• **EXERCISE BRIEF**: Set down the material below word for word, excluding the pictures.

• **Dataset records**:

- - - -

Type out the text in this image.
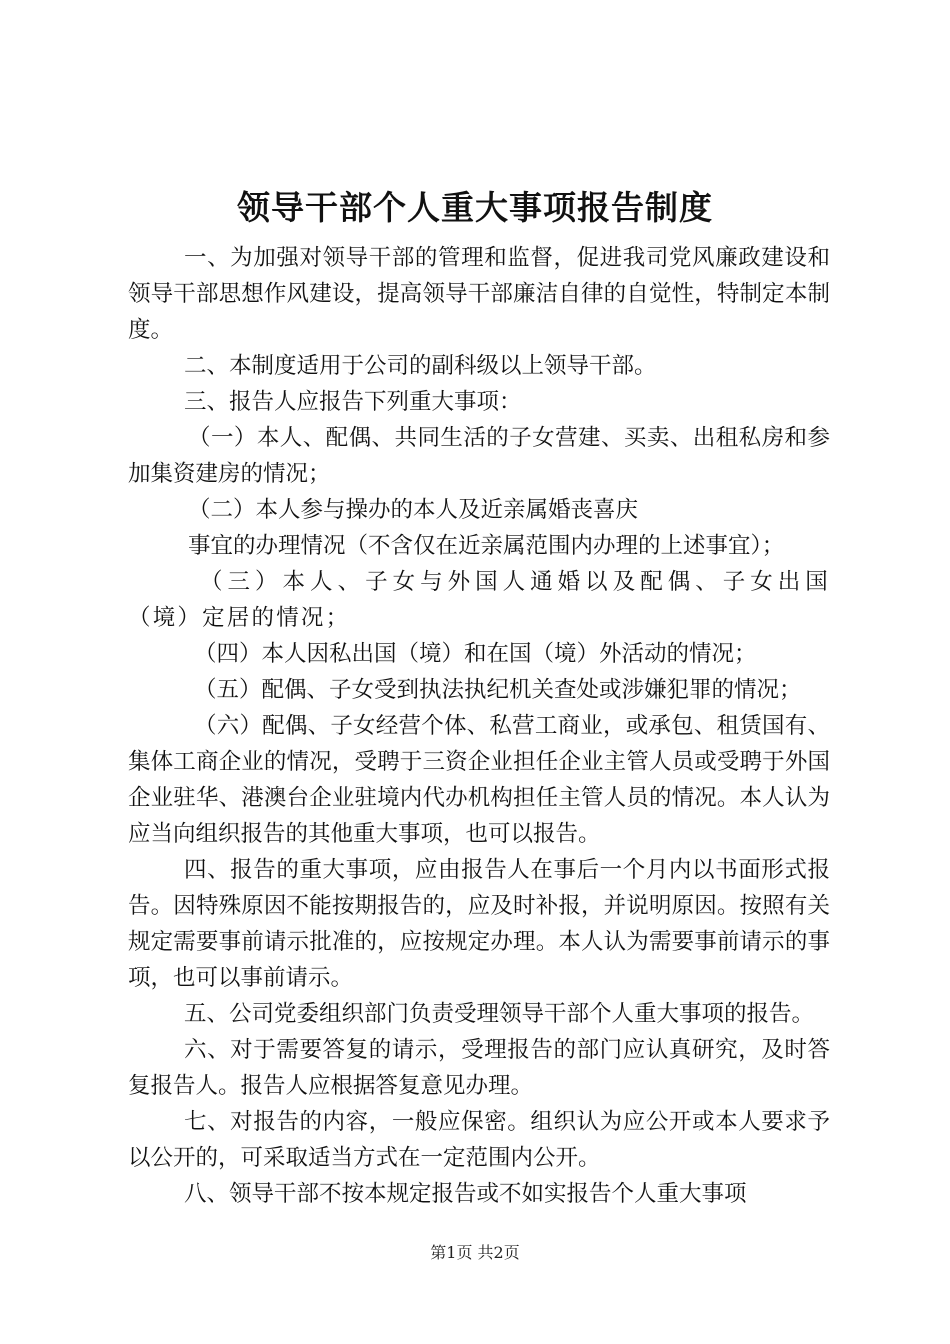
领导干部个人重大事项报告制度

一、为加强对领导干部的管理和监督，促进我司党风廉政建设和领导干部思想作风建设，提高领导干部廉洁自律的自觉性，特制定本制度。

二、本制度适用于公司的副科级以上领导干部。

三、报告人应报告下列重大事项：

（一）本人、配偶、共同生活的子女营建、买卖、出租私房和参加集资建房的情况；

（二）本人参与操办的本人及近亲属婚丧喜庆

事宜的办理情况（不含仅在近亲属范围内办理的上述事宜）；

（三）本人、子女与外国人通婚以及配偶、子女出国（境）定居的情况；

（四）本人因私出国（境）和在国（境）外活动的情况；

（五）配偶、子女受到执法执纪机关查处或涉嫌犯罪的情况；

（六）配偶、子女经营个体、私营工商业，或承包、租赁国有、集体工商企业的情况，受聘于三资企业担任企业主管人员或受聘于外国企业驻华、港澳台企业驻境内代办机构担任主管人员的情况。本人认为应当向组织报告的其他重大事项，也可以报告。

四、报告的重大事项，应由报告人在事后一个月内以书面形式报告。因特殊原因不能按期报告的，应及时补报，并说明原因。按照有关规定需要事前请示批准的，应按规定办理。本人认为需要事前请示的事项，也可以事前请示。

五、公司党委组织部门负责受理领导干部个人重大事项的报告。

六、对于需要答复的请示，受理报告的部门应认真研究，及时答复报告人。报告人应根据答复意见办理。

七、对报告的内容，一般应保密。组织认为应公开或本人要求予以公开的，可采取适当方式在一定范围内公开。

八、领导干部不按本规定报告或不如实报告个人重大事项

第1页 共2页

- - - -

• **COMPLETED EXERCISE**:
Type out the text in this image.
领导干部个人重大事项报告制度

一、为加强对领导干部的管理和监督，促进我司党风廉政建设和领导干部思想作风建设，提高领导干部廉洁自律的自觉性，特制定本制度。

二、本制度适用于公司的副科级以上领导干部。

三、报告人应报告下列重大事项：

（一）本人、配偶、共同生活的子女营建、买卖、出租私房和参加集资建房的情况；

（二）本人参与操办的本人及近亲属婚丧喜庆

事宜的办理情况（不含仅在近亲属范围内办理的上述事宜）；

（三）本人、子女与外国人通婚以及配偶、子女出国（境）定居的情况；

（四）本人因私出国（境）和在国（境）外活动的情况；

（五）配偶、子女受到执法执纪机关查处或涉嫌犯罪的情况；

（六）配偶、子女经营个体、私营工商业，或承包、租赁国有、集体工商企业的情况，受聘于三资企业担任企业主管人员或受聘于外国企业驻华、港澳台企业驻境内代办机构担任主管人员的情况。本人认为应当向组织报告的其他重大事项，也可以报告。

四、报告的重大事项，应由报告人在事后一个月内以书面形式报告。因特殊原因不能按期报告的，应及时补报，并说明原因。按照有关规定需要事前请示批准的，应按规定办理。本人认为需要事前请示的事项，也可以事前请示。

五、公司党委组织部门负责受理领导干部个人重大事项的报告。

六、对于需要答复的请示，受理报告的部门应认真研究，及时答复报告人。报告人应根据答复意见办理。

七、对报告的内容，一般应保密。组织认为应公开或本人要求予以公开的，可采取适当方式在一定范围内公开。

八、领导干部不按本规定报告或不如实报告个人重大事项

第1页 共2页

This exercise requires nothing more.